▶ What you should do
Count how many lines contain the word "Surprise". Respond with the number alone.

--- Start of Input material ---

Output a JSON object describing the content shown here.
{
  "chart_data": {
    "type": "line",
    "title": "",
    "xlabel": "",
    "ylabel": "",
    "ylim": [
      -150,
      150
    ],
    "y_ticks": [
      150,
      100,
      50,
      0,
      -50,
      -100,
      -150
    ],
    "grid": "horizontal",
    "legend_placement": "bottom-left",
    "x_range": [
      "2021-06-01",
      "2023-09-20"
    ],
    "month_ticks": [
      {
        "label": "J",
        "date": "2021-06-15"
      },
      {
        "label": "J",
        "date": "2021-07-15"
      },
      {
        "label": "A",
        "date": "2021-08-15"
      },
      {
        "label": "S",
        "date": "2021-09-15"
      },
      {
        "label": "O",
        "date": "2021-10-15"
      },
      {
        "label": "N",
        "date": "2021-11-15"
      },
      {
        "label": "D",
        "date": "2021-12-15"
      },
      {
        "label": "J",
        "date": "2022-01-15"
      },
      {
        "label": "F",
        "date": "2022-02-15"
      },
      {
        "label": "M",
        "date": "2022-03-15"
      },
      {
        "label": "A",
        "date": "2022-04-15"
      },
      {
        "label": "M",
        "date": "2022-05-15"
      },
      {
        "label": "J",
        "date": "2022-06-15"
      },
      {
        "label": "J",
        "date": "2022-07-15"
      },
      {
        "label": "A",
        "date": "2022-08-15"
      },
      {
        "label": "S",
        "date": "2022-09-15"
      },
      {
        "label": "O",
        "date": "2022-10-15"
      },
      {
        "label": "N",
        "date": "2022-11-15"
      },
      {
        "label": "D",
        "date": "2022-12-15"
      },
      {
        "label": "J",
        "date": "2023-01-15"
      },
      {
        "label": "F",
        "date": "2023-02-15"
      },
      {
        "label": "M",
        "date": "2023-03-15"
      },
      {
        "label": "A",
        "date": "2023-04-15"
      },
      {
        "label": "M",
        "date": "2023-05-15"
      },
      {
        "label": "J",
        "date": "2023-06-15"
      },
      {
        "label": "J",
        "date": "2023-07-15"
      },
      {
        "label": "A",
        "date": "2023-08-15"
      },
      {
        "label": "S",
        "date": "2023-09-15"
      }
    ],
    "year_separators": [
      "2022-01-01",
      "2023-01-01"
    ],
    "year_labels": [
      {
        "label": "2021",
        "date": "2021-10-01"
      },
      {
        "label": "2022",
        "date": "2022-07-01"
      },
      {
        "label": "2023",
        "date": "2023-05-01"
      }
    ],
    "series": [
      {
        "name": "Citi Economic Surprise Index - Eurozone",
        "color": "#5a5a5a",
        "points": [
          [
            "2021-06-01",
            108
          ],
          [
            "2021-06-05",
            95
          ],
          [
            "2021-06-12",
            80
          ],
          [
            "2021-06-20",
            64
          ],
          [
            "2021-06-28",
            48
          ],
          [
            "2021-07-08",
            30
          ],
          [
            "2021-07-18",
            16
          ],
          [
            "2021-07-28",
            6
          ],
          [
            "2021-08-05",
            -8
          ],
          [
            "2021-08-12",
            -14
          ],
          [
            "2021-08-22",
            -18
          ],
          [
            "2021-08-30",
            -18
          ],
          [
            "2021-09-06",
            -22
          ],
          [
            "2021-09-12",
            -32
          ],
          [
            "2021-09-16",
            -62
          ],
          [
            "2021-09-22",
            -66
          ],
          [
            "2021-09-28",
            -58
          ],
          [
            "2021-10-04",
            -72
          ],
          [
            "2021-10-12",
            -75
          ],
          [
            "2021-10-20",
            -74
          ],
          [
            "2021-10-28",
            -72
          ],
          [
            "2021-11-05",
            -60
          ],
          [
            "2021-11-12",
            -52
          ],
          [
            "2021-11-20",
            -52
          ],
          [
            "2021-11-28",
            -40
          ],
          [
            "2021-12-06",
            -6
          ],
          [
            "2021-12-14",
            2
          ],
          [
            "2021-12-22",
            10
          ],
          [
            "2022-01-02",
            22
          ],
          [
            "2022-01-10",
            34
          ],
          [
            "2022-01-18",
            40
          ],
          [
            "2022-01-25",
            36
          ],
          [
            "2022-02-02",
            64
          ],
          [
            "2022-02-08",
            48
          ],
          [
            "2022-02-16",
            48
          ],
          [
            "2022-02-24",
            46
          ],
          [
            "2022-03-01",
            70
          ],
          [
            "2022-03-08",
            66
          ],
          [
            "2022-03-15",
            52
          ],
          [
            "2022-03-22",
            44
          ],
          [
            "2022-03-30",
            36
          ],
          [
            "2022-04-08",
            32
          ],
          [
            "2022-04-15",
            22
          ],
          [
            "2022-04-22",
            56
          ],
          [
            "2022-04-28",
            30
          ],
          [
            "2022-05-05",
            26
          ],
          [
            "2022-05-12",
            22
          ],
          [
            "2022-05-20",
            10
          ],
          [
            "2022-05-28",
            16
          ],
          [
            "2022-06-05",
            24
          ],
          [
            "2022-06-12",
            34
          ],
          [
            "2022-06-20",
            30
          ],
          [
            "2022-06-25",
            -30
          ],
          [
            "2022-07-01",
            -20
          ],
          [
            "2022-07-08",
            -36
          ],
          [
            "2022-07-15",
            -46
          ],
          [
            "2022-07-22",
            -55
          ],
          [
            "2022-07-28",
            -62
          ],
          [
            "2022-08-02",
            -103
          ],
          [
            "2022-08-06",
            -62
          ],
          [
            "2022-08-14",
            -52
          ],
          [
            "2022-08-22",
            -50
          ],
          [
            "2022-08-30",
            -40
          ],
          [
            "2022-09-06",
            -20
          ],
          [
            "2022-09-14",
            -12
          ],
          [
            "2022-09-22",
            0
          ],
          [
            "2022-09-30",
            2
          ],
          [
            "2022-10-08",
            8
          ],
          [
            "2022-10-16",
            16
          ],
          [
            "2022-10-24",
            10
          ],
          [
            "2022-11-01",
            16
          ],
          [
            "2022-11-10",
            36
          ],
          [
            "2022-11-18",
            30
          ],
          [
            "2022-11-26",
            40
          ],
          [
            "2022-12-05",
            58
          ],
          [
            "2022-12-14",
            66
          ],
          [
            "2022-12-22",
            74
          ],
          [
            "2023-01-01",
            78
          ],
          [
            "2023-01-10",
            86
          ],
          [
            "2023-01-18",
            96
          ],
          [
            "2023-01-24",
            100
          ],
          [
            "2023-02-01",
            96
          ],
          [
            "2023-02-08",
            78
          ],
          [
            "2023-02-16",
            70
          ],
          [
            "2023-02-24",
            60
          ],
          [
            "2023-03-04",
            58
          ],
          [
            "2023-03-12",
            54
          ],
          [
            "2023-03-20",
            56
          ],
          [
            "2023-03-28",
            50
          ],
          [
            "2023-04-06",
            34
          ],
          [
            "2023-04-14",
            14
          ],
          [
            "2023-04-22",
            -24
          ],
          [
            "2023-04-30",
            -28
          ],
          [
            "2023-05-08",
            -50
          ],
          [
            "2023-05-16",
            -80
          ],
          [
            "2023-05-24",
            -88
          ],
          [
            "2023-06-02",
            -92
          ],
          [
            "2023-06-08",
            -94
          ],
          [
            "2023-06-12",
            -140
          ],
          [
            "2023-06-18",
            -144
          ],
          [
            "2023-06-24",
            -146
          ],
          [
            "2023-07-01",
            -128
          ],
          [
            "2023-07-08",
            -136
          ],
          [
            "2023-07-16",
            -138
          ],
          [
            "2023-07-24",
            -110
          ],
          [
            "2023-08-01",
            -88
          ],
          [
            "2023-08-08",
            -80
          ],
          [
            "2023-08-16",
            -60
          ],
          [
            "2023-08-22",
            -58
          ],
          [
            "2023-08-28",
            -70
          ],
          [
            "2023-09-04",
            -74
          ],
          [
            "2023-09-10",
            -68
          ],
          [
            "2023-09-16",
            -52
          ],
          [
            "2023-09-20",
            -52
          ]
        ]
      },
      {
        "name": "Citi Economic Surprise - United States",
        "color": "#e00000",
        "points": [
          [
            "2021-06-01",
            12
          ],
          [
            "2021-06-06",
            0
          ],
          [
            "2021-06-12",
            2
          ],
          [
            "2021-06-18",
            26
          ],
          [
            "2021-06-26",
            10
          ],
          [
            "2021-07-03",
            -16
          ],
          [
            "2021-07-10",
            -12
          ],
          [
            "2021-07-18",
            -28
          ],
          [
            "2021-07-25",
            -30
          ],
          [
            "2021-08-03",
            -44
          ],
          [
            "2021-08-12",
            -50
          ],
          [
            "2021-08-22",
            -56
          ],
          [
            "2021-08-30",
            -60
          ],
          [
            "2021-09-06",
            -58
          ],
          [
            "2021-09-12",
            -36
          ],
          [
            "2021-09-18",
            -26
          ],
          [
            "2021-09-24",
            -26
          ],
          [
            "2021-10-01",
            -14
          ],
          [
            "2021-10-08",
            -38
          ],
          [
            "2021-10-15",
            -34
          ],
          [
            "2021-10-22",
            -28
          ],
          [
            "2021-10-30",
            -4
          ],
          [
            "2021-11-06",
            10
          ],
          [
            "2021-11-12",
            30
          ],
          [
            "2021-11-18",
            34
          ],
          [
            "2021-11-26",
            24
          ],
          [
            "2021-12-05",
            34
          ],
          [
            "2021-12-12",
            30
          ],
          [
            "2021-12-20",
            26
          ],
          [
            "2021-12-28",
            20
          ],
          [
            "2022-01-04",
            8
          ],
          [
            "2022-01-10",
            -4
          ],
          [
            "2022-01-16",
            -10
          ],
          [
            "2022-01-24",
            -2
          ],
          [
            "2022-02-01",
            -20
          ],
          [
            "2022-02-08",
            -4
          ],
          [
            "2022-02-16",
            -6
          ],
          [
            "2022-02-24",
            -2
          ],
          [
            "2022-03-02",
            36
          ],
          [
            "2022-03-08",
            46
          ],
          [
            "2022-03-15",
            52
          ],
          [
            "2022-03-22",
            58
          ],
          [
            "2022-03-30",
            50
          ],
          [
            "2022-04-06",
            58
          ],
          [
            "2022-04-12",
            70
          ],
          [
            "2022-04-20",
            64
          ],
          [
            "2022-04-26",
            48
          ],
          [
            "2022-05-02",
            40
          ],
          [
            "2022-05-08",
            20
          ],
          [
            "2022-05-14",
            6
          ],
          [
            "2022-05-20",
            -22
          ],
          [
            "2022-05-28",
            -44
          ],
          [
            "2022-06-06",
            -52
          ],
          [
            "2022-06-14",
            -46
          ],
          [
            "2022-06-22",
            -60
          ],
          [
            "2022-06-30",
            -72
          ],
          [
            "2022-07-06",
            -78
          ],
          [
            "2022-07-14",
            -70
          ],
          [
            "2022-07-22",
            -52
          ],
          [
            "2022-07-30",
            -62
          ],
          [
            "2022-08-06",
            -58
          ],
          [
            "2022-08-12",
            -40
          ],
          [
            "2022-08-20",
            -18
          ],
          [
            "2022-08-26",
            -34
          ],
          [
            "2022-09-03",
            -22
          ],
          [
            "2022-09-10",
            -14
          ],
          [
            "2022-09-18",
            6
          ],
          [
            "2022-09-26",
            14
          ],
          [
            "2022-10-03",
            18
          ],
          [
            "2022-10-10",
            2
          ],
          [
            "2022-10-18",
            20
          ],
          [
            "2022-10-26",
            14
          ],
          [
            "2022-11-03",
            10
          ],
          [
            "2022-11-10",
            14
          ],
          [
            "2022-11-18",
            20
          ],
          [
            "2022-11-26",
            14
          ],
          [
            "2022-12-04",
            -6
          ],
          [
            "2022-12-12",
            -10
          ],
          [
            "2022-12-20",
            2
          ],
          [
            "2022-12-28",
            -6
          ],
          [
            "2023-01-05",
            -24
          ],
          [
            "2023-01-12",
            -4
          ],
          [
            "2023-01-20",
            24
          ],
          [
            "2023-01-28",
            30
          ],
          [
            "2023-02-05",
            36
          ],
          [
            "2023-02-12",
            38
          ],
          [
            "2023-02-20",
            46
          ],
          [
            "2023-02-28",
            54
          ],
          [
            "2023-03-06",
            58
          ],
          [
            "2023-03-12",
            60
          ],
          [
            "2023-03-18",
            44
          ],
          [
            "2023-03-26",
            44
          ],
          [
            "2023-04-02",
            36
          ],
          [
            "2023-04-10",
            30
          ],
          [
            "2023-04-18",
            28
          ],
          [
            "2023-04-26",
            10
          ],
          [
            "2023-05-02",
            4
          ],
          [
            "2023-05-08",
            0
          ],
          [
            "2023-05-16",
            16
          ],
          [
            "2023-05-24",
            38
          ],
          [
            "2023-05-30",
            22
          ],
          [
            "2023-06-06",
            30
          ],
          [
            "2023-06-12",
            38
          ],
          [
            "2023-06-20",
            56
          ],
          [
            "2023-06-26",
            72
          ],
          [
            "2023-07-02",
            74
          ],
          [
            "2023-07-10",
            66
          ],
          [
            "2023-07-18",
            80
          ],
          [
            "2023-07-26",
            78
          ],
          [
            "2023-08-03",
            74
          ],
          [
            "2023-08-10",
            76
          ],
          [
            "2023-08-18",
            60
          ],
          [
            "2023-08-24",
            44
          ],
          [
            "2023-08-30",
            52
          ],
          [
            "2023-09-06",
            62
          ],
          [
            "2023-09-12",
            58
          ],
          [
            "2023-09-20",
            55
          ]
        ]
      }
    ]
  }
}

--- End of Input material ---

▶ Task result
2